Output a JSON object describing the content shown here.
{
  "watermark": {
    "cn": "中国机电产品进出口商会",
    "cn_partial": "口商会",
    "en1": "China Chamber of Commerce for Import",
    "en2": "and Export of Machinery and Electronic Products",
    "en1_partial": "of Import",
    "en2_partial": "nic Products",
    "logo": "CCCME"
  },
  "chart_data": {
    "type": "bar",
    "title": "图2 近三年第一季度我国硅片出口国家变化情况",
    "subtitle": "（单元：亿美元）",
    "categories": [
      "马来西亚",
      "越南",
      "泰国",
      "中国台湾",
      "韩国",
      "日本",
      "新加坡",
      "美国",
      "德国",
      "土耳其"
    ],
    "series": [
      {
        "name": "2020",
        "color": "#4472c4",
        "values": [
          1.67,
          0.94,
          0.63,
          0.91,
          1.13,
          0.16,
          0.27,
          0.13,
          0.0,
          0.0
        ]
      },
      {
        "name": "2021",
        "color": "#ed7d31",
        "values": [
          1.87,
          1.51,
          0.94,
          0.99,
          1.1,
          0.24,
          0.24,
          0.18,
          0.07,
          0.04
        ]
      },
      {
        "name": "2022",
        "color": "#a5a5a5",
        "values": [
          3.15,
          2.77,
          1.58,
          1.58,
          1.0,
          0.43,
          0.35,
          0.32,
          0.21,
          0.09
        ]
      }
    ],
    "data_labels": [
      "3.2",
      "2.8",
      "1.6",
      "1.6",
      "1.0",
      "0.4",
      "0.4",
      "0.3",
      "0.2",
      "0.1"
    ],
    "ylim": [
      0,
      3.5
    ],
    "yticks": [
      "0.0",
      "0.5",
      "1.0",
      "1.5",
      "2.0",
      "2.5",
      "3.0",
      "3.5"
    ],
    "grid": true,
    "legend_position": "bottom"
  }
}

============================================================

* **What is needed**: Find out how many lines in the listing contain the string "Import". Give the number alone.

* **In response**: 2